### Fragmento proporcionado
- - - - - - -

Hoy he evitado una palabra durante horas.
Látigo.
Ni siquiera sé por qué me cuesta escribirla.
Es una palabra.
Nada más.
Una palabra que existe desde mucho antes de que yo empezara a leer sobre todo esto.
Y sin embargo llevo toda la tarde rodeándola.
Como si escribirla fuese admitir algo.
No algo grave.
Algo peor.
Algo ridículamente personal.
Esta mañana encontré una referencia en un libro.
No era una escena.
No ocurría nada.
Solo una descripción.
Un objeto apoyado contra una pared.
Dos líneas.
Quizá tres.
Lo leí y seguí adelante.
O eso creí.
Porque una hora después seguía pensando en ello.
No en el objeto.
Eso es lo extraño.
Pensaba en mi reacción.
¿Por qué me había quedado ahí?
¿Por qué precisamente ahí?
He leído cosas mucho más intensas.
Mucho más explícitas.
Y las olvidé casi al instante.
Esto no.
Esto siguió conmigo.
Durante el desayuno.
Mientras trabajaba.
Mientras respondía mensajes.
Como una canción demasiado baja para distinguirla, pero demasiado constante para ignorarla.
Al final volví a buscar el párrafo.
Me dije que era para entender qué me había llamado la atención.
Mentira.
Lo entendí en cuanto llegué.
No estaba buscando una explicación.
Estaba comprobando si la sensación seguía allí.
Y seguía.
Exactamente igual.
Creo que eso es lo que empieza a inquietarme.
Antes pensaba que la curiosidad funcionaba como una pregunta.
Ahora parece funcionar como un regreso.
Ya no estoy intentando descubrir cosas.
Estoy volviendo a cosas que ya conozco.
Y cada vez me cuesta más explicar por qué.
Lo más vergonzoso es que empiezo a anticiparlo.
Leo una página.
Encuentro una frase cualquiera.

- - - - - - -

### Datos suministrados
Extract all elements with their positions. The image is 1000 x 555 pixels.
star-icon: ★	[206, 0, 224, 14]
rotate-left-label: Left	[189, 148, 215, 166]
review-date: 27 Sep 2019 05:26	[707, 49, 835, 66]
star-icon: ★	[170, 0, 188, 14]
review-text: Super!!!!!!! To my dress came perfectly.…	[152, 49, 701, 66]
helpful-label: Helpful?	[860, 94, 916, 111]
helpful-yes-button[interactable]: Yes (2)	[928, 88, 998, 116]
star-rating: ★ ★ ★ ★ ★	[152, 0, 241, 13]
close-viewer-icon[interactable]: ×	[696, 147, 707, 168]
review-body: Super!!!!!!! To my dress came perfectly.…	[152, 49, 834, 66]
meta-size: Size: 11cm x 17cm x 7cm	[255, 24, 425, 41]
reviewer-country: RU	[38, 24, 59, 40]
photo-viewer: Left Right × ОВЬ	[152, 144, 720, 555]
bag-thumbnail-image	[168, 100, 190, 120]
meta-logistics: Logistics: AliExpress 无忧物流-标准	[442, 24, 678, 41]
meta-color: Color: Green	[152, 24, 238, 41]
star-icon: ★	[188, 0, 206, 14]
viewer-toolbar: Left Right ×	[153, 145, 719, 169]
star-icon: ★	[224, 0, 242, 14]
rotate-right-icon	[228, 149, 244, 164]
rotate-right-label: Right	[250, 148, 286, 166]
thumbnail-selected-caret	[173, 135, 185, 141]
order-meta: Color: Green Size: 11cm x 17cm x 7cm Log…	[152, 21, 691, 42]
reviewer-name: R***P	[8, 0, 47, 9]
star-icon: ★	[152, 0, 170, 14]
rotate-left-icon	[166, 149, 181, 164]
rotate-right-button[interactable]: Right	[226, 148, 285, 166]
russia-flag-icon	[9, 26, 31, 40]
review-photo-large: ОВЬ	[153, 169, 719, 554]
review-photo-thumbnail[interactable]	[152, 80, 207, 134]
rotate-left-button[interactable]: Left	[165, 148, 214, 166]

- - - - - - -

### Ejercicios propuestos
(A) Responda, según el texto sobre la palabra evitada, a las siguientes preguntas:
(i) ¿Qué palabra se ha evitado durante horas?
(ii) ¿Dónde se encontró la referencia esta mañana?
(iii) ¿A qué se compara la sensación que persistió durante el desayuno, el trabajo y los mensajes?
(B) Transcriba del texto sobre la palabra evitada el pasaje comprendido entre «Es una palabra.» y «fuese admitir algo.», ambos inclusive.
(C) Prosiga el texto sobre la palabra evitada a partir de su última frase.

### Soluciones
(A)
(i) Látigo.
(ii) En un libro.
(iii) A una canción demasiado baja para distinguirla, pero demasiado constante para ignorarla.

(B)
Es una palabra.
Nada más.
Una palabra que existe desde mucho antes de que yo empezara a leer sobre todo esto.
Y sin embargo llevo toda la tarde rodeándola.
Como si escribirla fuese admitir algo.

(C)
Y una parte de mí ya sabe cuál voy a volver a leer después.
No porque sea importante.
No porque sea extrema.
Simplemente porque algo se queda enganchado.
Como una pequeña astilla.
Nada duele.
Nada cambia.
Pero sigo tocándola.
Hace unas semanas habría dicho que me interesaban las dinámicas.
La psicología.
La teoría.
Ahora no estoy tan seguro.
Porque cada vez paso menos tiempo pensando en conceptos.
Y más tiempo pensando en detalles absurdos.
Un gesto.
Una pausa.
Un objeto olvidado en una esquina.
Una orden que ni siquiera llega a pronunciarse.
Empiezo a sospechar que el verdadero problema no es lo que estoy leyendo.
Es la frecuencia con la que vuelvo.
Porque ya no me sorprende encontrar esas páginas abiertas.
Lo que me sorprende es sentir que las estaba buscando antes de abrir el libro.
Como si una parte de mí hubiera llegado primero.
Y yo solo estuviera poniéndome al día.
Hace un mes me preguntaba si todo esto despertaría mi curiosidad.
Ahora me descubro haciéndome otra pregunta.
Mucho menos cómoda.
¿Cuántas veces puede alguien volver a la misma página antes de admitir que ya no está investigando?